_Goal of the exercise_
Copy out all of the data exactly as it appears.

━━ Entries supplied

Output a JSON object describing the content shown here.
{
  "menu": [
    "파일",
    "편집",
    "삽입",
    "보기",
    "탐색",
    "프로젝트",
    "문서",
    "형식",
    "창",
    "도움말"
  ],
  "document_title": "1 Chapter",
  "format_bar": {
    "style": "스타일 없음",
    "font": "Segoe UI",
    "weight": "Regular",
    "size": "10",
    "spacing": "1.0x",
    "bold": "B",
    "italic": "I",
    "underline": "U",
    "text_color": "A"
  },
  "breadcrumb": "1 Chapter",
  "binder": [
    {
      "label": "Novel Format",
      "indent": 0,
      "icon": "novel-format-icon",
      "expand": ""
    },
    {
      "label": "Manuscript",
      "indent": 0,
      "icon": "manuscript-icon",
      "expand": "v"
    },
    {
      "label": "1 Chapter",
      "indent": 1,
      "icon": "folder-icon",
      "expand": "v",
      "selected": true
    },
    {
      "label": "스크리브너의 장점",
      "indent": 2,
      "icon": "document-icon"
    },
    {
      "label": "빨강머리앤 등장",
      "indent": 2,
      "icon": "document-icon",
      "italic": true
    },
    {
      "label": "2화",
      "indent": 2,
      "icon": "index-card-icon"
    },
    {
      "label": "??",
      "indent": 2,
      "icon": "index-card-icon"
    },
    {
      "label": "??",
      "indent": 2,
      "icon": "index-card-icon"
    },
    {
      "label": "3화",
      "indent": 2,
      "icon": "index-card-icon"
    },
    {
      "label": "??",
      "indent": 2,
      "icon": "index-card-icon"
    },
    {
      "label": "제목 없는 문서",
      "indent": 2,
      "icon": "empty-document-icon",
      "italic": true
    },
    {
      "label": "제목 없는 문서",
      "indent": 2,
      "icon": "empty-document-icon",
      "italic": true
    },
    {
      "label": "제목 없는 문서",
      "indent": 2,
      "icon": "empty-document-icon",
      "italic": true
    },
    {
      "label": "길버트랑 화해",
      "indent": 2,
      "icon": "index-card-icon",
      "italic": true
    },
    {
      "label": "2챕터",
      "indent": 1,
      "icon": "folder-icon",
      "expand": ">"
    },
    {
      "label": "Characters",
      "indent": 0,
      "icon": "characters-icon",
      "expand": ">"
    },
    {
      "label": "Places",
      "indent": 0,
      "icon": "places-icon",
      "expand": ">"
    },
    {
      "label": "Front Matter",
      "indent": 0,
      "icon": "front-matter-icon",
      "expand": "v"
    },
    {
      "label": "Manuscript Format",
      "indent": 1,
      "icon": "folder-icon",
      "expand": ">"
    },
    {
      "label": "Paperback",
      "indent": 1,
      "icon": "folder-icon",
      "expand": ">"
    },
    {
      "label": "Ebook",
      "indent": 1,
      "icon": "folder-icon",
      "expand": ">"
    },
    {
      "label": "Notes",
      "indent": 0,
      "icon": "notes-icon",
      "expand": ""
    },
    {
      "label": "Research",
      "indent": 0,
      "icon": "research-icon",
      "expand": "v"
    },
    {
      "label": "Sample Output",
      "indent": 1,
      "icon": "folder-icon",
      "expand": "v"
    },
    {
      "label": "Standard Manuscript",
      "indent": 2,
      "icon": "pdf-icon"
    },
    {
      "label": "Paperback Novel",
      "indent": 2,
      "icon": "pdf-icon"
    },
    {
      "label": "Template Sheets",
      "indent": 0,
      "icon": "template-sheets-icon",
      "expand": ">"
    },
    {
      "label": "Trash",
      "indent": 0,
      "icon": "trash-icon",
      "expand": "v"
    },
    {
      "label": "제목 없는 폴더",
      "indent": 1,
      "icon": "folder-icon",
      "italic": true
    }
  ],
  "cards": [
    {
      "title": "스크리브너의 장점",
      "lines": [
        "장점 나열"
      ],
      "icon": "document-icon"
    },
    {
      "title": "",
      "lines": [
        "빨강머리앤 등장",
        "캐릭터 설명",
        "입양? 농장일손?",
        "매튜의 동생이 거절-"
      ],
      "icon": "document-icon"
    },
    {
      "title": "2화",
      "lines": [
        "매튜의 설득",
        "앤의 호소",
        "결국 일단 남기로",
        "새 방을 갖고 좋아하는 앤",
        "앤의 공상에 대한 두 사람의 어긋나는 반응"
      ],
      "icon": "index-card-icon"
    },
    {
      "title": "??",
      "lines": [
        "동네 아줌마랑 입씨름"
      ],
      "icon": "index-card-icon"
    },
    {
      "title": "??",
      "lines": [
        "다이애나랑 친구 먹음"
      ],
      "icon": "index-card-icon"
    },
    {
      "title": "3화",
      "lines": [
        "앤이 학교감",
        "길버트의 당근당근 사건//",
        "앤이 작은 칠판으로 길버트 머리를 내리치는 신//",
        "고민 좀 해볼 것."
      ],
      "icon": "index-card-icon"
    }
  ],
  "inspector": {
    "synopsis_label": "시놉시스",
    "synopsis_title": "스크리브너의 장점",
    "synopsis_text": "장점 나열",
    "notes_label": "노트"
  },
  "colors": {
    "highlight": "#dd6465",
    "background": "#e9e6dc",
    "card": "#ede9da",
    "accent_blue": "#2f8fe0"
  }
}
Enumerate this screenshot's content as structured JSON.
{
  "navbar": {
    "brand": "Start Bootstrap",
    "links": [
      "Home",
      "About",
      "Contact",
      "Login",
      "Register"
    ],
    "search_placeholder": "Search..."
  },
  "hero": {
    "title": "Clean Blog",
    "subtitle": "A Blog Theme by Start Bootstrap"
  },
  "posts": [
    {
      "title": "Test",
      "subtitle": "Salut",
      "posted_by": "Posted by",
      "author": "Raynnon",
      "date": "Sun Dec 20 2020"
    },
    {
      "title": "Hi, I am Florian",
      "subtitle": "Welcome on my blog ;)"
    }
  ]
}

━━━━

_Task output_
Output a JSON object describing the content shown here.
{
  "menu": [
    "파일",
    "편집",
    "삽입",
    "보기",
    "탐색",
    "프로젝트",
    "문서",
    "형식",
    "창",
    "도움말"
  ],
  "document_title": "1 Chapter",
  "format_bar": {
    "style": "스타일 없음",
    "font": "Segoe UI",
    "weight": "Regular",
    "size": "10",
    "spacing": "1.0x",
    "bold": "B",
    "italic": "I",
    "underline": "U",
    "text_color": "A"
  },
  "breadcrumb": "1 Chapter",
  "binder": [
    {
      "label": "Novel Format",
      "indent": 0,
      "icon": "novel-format-icon",
      "expand": ""
    },
    {
      "label": "Manuscript",
      "indent": 0,
      "icon": "manuscript-icon",
      "expand": "v"
    },
    {
      "label": "1 Chapter",
      "indent": 1,
      "icon": "folder-icon",
      "expand": "v",
      "selected": true
    },
    {
      "label": "스크리브너의 장점",
      "indent": 2,
      "icon": "document-icon"
    },
    {
      "label": "빨강머리앤 등장",
      "indent": 2,
      "icon": "document-icon",
      "italic": true
    },
    {
      "label": "2화",
      "indent": 2,
      "icon": "index-card-icon"
    },
    {
      "label": "??",
      "indent": 2,
      "icon": "index-card-icon"
    },
    {
      "label": "??",
      "indent": 2,
      "icon": "index-card-icon"
    },
    {
      "label": "3화",
      "indent": 2,
      "icon": "index-card-icon"
    },
    {
      "label": "??",
      "indent": 2,
      "icon": "index-card-icon"
    },
    {
      "label": "제목 없는 문서",
      "indent": 2,
      "icon": "empty-document-icon",
      "italic": true
    },
    {
      "label": "제목 없는 문서",
      "indent": 2,
      "icon": "empty-document-icon",
      "italic": true
    },
    {
      "label": "제목 없는 문서",
      "indent": 2,
      "icon": "empty-document-icon",
      "italic": true
    },
    {
      "label": "길버트랑 화해",
      "indent": 2,
      "icon": "index-card-icon",
      "italic": true
    },
    {
      "label": "2챕터",
      "indent": 1,
      "icon": "folder-icon",
      "expand": ">"
    },
    {
      "label": "Characters",
      "indent": 0,
      "icon": "characters-icon",
      "expand": ">"
    },
    {
      "label": "Places",
      "indent": 0,
      "icon": "places-icon",
      "expand": ">"
    },
    {
      "label": "Front Matter",
      "indent": 0,
      "icon": "front-matter-icon",
      "expand": "v"
    },
    {
      "label": "Manuscript Format",
      "indent": 1,
      "icon": "folder-icon",
      "expand": ">"
    },
    {
      "label": "Paperback",
      "indent": 1,
      "icon": "folder-icon",
      "expand": ">"
    },
    {
      "label": "Ebook",
      "indent": 1,
      "icon": "folder-icon",
      "expand": ">"
    },
    {
      "label": "Notes",
      "indent": 0,
      "icon": "notes-icon",
      "expand": ""
    },
    {
      "label": "Research",
      "indent": 0,
      "icon": "research-icon",
      "expand": "v"
    },
    {
      "label": "Sample Output",
      "indent": 1,
      "icon": "folder-icon",
      "expand": "v"
    },
    {
      "label": "Standard Manuscript",
      "indent": 2,
      "icon": "pdf-icon"
    },
    {
      "label": "Paperback Novel",
      "indent": 2,
      "icon": "pdf-icon"
    },
    {
      "label": "Template Sheets",
      "indent": 0,
      "icon": "template-sheets-icon",
      "expand": ">"
    },
    {
      "label": "Trash",
      "indent": 0,
      "icon": "trash-icon",
      "expand": "v"
    },
    {
      "label": "제목 없는 폴더",
      "indent": 1,
      "icon": "folder-icon",
      "italic": true
    }
  ],
  "cards": [
    {
      "title": "스크리브너의 장점",
      "lines": [
        "장점 나열"
      ],
      "icon": "document-icon"
    },
    {
      "title": "",
      "lines": [
        "빨강머리앤 등장",
        "캐릭터 설명",
        "입양? 농장일손?",
        "매튜의 동생이 거절-"
      ],
      "icon": "document-icon"
    },
    {
      "title": "2화",
      "lines": [
        "매튜의 설득",
        "앤의 호소",
        "결국 일단 남기로",
        "새 방을 갖고 좋아하는 앤",
        "앤의 공상에 대한 두 사람의 어긋나는 반응"
      ],
      "icon": "index-card-icon"
    },
    {
      "title": "??",
      "lines": [
        "동네 아줌마랑 입씨름"
      ],
      "icon": "index-card-icon"
    },
    {
      "title": "??",
      "lines": [
        "다이애나랑 친구 먹음"
      ],
      "icon": "index-card-icon"
    },
    {
      "title": "3화",
      "lines": [
        "앤이 학교감",
        "길버트의 당근당근 사건//",
        "앤이 작은 칠판으로 길버트 머리를 내리치는 신//",
        "고민 좀 해볼 것."
      ],
      "icon": "index-card-icon"
    }
  ],
  "inspector": {
    "synopsis_label": "시놉시스",
    "synopsis_title": "스크리브너의 장점",
    "synopsis_text": "장점 나열",
    "notes_label": "노트"
  },
  "colors": {
    "highlight": "#dd6465",
    "background": "#e9e6dc",
    "card": "#ede9da",
    "accent_blue": "#2f8fe0"
  }
}
Enumerate this screenshot's content as structured JSON.
{
  "navbar": {
    "brand": "Start Bootstrap",
    "links": [
      "Home",
      "About",
      "Contact",
      "Login",
      "Register"
    ],
    "search_placeholder": "Search..."
  },
  "hero": {
    "title": "Clean Blog",
    "subtitle": "A Blog Theme by Start Bootstrap"
  },
  "posts": [
    {
      "title": "Test",
      "subtitle": "Salut",
      "posted_by": "Posted by",
      "author": "Raynnon",
      "date": "Sun Dec 20 2020"
    },
    {
      "title": "Hi, I am Florian",
      "subtitle": "Welcome on my blog ;)"
    }
  ]
}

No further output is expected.